- **Short exercise**
The entries below are to be repeated exactly as they stand.

- **Records shown**
[Start]

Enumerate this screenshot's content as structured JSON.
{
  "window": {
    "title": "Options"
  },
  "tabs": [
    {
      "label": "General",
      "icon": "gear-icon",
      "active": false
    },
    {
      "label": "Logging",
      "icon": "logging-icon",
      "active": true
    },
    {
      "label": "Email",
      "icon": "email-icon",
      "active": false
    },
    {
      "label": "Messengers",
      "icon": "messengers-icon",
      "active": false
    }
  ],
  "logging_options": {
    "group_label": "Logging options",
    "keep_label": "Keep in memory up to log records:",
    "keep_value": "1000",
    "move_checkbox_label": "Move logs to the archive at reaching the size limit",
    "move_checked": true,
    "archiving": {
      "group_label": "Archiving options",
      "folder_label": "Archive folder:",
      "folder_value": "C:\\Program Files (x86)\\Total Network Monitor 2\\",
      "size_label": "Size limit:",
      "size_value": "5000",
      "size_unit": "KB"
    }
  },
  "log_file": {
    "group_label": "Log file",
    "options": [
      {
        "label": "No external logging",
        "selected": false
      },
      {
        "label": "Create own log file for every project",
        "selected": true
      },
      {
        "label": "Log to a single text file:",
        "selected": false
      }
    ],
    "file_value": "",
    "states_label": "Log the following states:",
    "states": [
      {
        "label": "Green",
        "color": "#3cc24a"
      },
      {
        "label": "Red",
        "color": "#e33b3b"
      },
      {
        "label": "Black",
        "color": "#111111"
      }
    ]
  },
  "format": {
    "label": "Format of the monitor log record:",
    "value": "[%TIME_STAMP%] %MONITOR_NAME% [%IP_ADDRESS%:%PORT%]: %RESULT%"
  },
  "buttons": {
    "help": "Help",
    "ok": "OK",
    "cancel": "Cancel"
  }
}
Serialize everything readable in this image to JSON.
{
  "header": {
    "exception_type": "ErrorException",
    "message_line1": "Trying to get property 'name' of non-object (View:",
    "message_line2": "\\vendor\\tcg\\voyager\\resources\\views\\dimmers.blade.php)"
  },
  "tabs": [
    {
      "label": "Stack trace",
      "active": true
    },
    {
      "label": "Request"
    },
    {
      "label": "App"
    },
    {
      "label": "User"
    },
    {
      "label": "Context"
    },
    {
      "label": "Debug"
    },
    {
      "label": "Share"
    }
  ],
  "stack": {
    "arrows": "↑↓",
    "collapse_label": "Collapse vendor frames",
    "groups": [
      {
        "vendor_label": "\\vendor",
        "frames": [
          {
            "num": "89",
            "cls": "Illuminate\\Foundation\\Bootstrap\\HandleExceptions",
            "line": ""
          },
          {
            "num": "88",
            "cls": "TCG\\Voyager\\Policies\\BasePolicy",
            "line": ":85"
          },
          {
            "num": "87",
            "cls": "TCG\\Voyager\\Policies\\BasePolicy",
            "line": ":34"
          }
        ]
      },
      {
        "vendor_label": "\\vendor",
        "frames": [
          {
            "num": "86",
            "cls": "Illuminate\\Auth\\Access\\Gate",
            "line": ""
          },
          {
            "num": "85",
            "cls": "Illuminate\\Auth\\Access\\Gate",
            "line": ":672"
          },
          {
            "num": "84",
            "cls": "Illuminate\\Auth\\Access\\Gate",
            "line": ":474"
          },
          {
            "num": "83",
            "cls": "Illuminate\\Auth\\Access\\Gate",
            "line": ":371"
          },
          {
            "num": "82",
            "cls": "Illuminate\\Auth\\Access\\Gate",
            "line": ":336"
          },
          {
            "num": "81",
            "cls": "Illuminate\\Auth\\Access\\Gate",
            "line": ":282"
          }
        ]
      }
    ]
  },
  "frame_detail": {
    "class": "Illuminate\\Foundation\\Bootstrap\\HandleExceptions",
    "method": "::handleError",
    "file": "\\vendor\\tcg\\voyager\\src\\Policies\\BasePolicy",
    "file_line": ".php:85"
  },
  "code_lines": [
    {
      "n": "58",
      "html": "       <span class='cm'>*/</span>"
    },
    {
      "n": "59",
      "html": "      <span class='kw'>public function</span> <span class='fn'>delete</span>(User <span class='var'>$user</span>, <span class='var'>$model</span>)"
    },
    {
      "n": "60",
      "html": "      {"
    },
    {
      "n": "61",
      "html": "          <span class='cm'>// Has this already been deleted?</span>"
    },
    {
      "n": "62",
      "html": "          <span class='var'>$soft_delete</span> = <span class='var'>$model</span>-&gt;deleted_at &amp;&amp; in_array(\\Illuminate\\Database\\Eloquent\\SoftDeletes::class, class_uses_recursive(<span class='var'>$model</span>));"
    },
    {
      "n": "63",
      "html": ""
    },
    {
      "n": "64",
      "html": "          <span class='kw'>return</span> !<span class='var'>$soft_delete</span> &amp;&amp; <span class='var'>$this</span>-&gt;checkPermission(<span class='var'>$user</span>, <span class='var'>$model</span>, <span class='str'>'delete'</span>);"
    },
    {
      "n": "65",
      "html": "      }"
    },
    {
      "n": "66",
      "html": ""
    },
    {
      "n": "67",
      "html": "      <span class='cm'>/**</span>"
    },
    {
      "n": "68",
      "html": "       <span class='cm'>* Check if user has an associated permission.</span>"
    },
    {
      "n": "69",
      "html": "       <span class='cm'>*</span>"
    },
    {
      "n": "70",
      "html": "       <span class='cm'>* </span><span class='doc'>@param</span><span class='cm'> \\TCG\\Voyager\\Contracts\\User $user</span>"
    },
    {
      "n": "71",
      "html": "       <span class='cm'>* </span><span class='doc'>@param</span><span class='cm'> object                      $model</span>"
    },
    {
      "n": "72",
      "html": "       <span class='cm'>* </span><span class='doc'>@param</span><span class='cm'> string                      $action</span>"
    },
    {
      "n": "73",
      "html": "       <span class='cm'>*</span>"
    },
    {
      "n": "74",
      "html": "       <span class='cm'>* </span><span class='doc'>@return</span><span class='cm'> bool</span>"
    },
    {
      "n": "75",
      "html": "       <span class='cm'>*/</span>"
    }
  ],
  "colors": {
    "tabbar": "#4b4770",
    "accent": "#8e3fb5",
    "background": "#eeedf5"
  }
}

[End]

- **Result**
Enumerate this screenshot's content as structured JSON.
{
  "window": {
    "title": "Options"
  },
  "tabs": [
    {
      "label": "General",
      "icon": "gear-icon",
      "active": false
    },
    {
      "label": "Logging",
      "icon": "logging-icon",
      "active": true
    },
    {
      "label": "Email",
      "icon": "email-icon",
      "active": false
    },
    {
      "label": "Messengers",
      "icon": "messengers-icon",
      "active": false
    }
  ],
  "logging_options": {
    "group_label": "Logging options",
    "keep_label": "Keep in memory up to log records:",
    "keep_value": "1000",
    "move_checkbox_label": "Move logs to the archive at reaching the size limit",
    "move_checked": true,
    "archiving": {
      "group_label": "Archiving options",
      "folder_label": "Archive folder:",
      "folder_value": "C:\\Program Files (x86)\\Total Network Monitor 2\\",
      "size_label": "Size limit:",
      "size_value": "5000",
      "size_unit": "KB"
    }
  },
  "log_file": {
    "group_label": "Log file",
    "options": [
      {
        "label": "No external logging",
        "selected": false
      },
      {
        "label": "Create own log file for every project",
        "selected": true
      },
      {
        "label": "Log to a single text file:",
        "selected": false
      }
    ],
    "file_value": "",
    "states_label": "Log the following states:",
    "states": [
      {
        "label": "Green",
        "color": "#3cc24a"
      },
      {
        "label": "Red",
        "color": "#e33b3b"
      },
      {
        "label": "Black",
        "color": "#111111"
      }
    ]
  },
  "format": {
    "label": "Format of the monitor log record:",
    "value": "[%TIME_STAMP%] %MONITOR_NAME% [%IP_ADDRESS%:%PORT%]: %RESULT%"
  },
  "buttons": {
    "help": "Help",
    "ok": "OK",
    "cancel": "Cancel"
  }
}
Serialize everything readable in this image to JSON.
{
  "header": {
    "exception_type": "ErrorException",
    "message_line1": "Trying to get property 'name' of non-object (View:",
    "message_line2": "\\vendor\\tcg\\voyager\\resources\\views\\dimmers.blade.php)"
  },
  "tabs": [
    {
      "label": "Stack trace",
      "active": true
    },
    {
      "label": "Request"
    },
    {
      "label": "App"
    },
    {
      "label": "User"
    },
    {
      "label": "Context"
    },
    {
      "label": "Debug"
    },
    {
      "label": "Share"
    }
  ],
  "stack": {
    "arrows": "↑↓",
    "collapse_label": "Collapse vendor frames",
    "groups": [
      {
        "vendor_label": "\\vendor",
        "frames": [
          {
            "num": "89",
            "cls": "Illuminate\\Foundation\\Bootstrap\\HandleExceptions",
            "line": ""
          },
          {
            "num": "88",
            "cls": "TCG\\Voyager\\Policies\\BasePolicy",
            "line": ":85"
          },
          {
            "num": "87",
            "cls": "TCG\\Voyager\\Policies\\BasePolicy",
            "line": ":34"
          }
        ]
      },
      {
        "vendor_label": "\\vendor",
        "frames": [
          {
            "num": "86",
            "cls": "Illuminate\\Auth\\Access\\Gate",
            "line": ""
          },
          {
            "num": "85",
            "cls": "Illuminate\\Auth\\Access\\Gate",
            "line": ":672"
          },
          {
            "num": "84",
            "cls": "Illuminate\\Auth\\Access\\Gate",
            "line": ":474"
          },
          {
            "num": "83",
            "cls": "Illuminate\\Auth\\Access\\Gate",
            "line": ":371"
          },
          {
            "num": "82",
            "cls": "Illuminate\\Auth\\Access\\Gate",
            "line": ":336"
          },
          {
            "num": "81",
            "cls": "Illuminate\\Auth\\Access\\Gate",
            "line": ":282"
          }
        ]
      }
    ]
  },
  "frame_detail": {
    "class": "Illuminate\\Foundation\\Bootstrap\\HandleExceptions",
    "method": "::handleError",
    "file": "\\vendor\\tcg\\voyager\\src\\Policies\\BasePolicy",
    "file_line": ".php:85"
  },
  "code_lines": [
    {
      "n": "58",
      "html": "       <span class='cm'>*/</span>"
    },
    {
      "n": "59",
      "html": "      <span class='kw'>public function</span> <span class='fn'>delete</span>(User <span class='var'>$user</span>, <span class='var'>$model</span>)"
    },
    {
      "n": "60",
      "html": "      {"
    },
    {
      "n": "61",
      "html": "          <span class='cm'>// Has this already been deleted?</span>"
    },
    {
      "n": "62",
      "html": "          <span class='var'>$soft_delete</span> = <span class='var'>$model</span>-&gt;deleted_at &amp;&amp; in_array(\\Illuminate\\Database\\Eloquent\\SoftDeletes::class, class_uses_recursive(<span class='var'>$model</span>));"
    },
    {
      "n": "63",
      "html": ""
    },
    {
      "n": "64",
      "html": "          <span class='kw'>return</span> !<span class='var'>$soft_delete</span> &amp;&amp; <span class='var'>$this</span>-&gt;checkPermission(<span class='var'>$user</span>, <span class='var'>$model</span>, <span class='str'>'delete'</span>);"
    },
    {
      "n": "65",
      "html": "      }"
    },
    {
      "n": "66",
      "html": ""
    },
    {
      "n": "67",
      "html": "      <span class='cm'>/**</span>"
    },
    {
      "n": "68",
      "html": "       <span class='cm'>* Check if user has an associated permission.</span>"
    },
    {
      "n": "69",
      "html": "       <span class='cm'>*</span>"
    },
    {
      "n": "70",
      "html": "       <span class='cm'>* </span><span class='doc'>@param</span><span class='cm'> \\TCG\\Voyager\\Contracts\\User $user</span>"
    },
    {
      "n": "71",
      "html": "       <span class='cm'>* </span><span class='doc'>@param</span><span class='cm'> object                      $model</span>"
    },
    {
      "n": "72",
      "html": "       <span class='cm'>* </span><span class='doc'>@param</span><span class='cm'> string                      $action</span>"
    },
    {
      "n": "73",
      "html": "       <span class='cm'>*</span>"
    },
    {
      "n": "74",
      "html": "       <span class='cm'>* </span><span class='doc'>@return</span><span class='cm'> bool</span>"
    },
    {
      "n": "75",
      "html": "       <span class='cm'>*/</span>"
    }
  ],
  "colors": {
    "tabbar": "#4b4770",
    "accent": "#8e3fb5",
    "background": "#eeedf5"
  }
}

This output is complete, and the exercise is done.